Reproduce every entry that follows word for word, but omit the images.

>> Begin

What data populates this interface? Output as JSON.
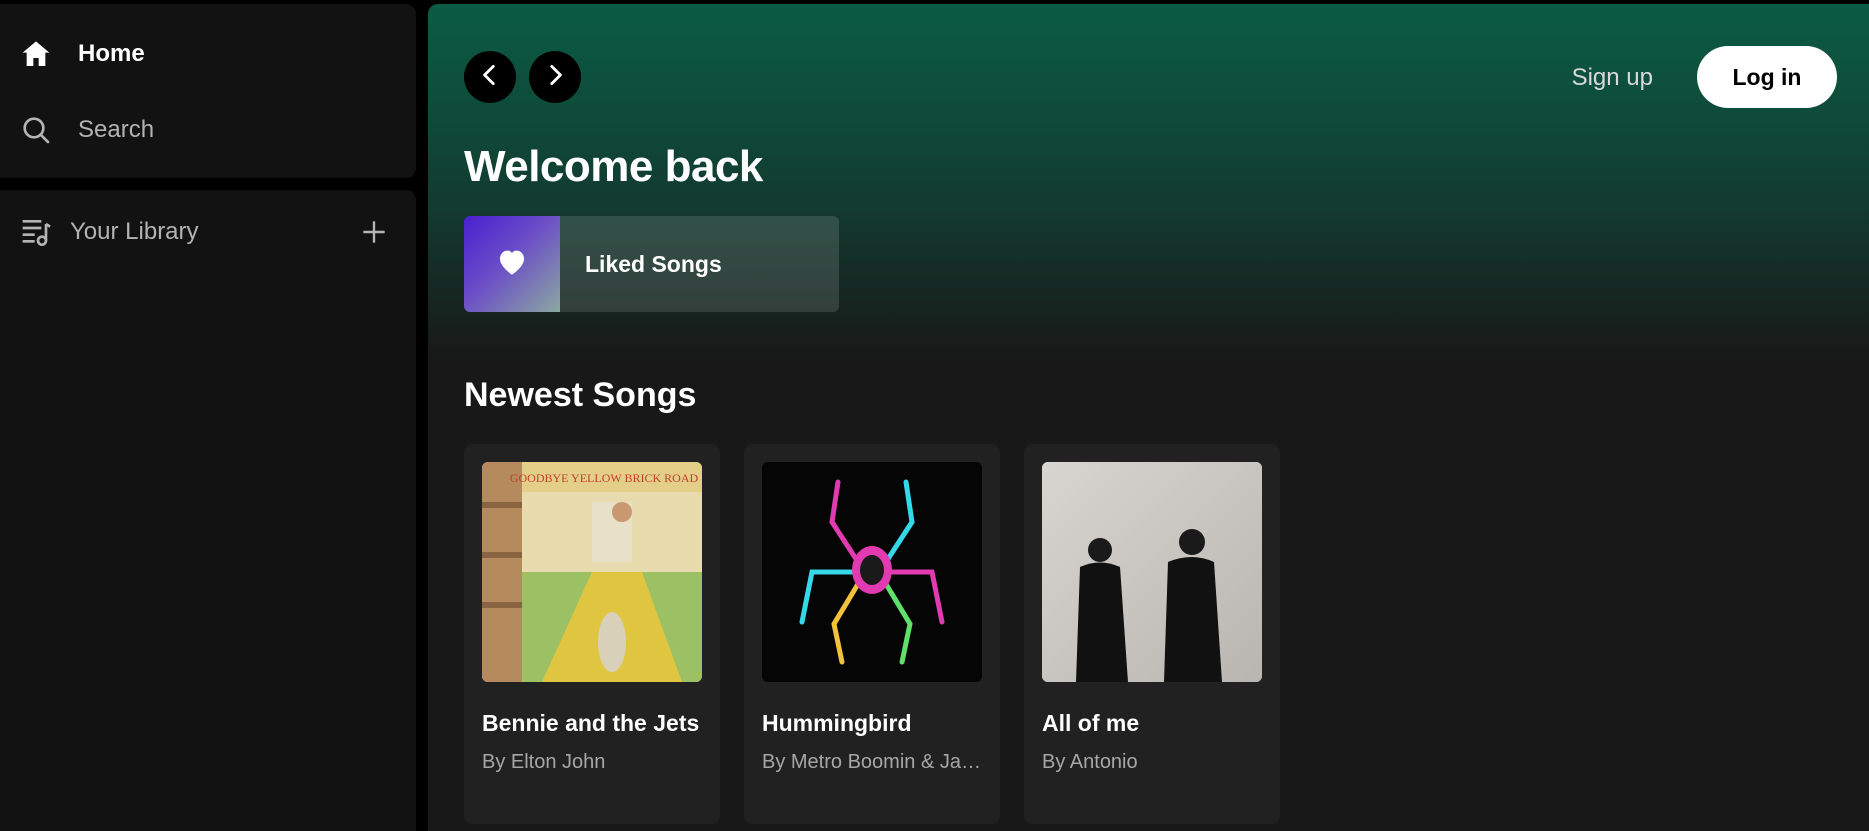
{
  "sidebar": {
    "nav": [
      {
        "label": "Home",
        "icon": "home-icon"
      },
      {
        "label": "Search",
        "icon": "search-icon"
      }
    ],
    "library": {
      "label": "Your Library",
      "icon": "library-icon",
      "add_icon": "plus-icon"
    }
  },
  "header": {
    "back_icon": "chevron-left-icon",
    "forward_icon": "chevron-right-icon",
    "signup_label": "Sign up",
    "login_label": "Log in"
  },
  "main": {
    "welcome": "Welcome back",
    "liked": {
      "label": "Liked Songs",
      "icon": "heart-icon"
    },
    "section_title": "Newest Songs",
    "songs": [
      {
        "title": "Bennie and the Jets",
        "artist": "By Elton John"
      },
      {
        "title": "Hummingbird",
        "artist": "By Metro Boomin & James Blake"
      },
      {
        "title": "All of me",
        "artist": "By Antonio"
      }
    ]
  },
  "colors": {
    "accent_green": "#0b5c44",
    "background": "#121212",
    "card": "#212121",
    "text_muted": "#b3b3b3"
  }
}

>> End

**RESPONSE TO THIS EXERCISE**.
What data populates this interface? Output as JSON.
{
  "sidebar": {
    "nav": [
      {
        "label": "Home",
        "icon": "home-icon"
      },
      {
        "label": "Search",
        "icon": "search-icon"
      }
    ],
    "library": {
      "label": "Your Library",
      "icon": "library-icon",
      "add_icon": "plus-icon"
    }
  },
  "header": {
    "back_icon": "chevron-left-icon",
    "forward_icon": "chevron-right-icon",
    "signup_label": "Sign up",
    "login_label": "Log in"
  },
  "main": {
    "welcome": "Welcome back",
    "liked": {
      "label": "Liked Songs",
      "icon": "heart-icon"
    },
    "section_title": "Newest Songs",
    "songs": [
      {
        "title": "Bennie and the Jets",
        "artist": "By Elton John"
      },
      {
        "title": "Hummingbird",
        "artist": "By Metro Boomin & James Blake"
      },
      {
        "title": "All of me",
        "artist": "By Antonio"
      }
    ]
  },
  "colors": {
    "accent_green": "#0b5c44",
    "background": "#121212",
    "card": "#212121",
    "text_muted": "#b3b3b3"
  }
}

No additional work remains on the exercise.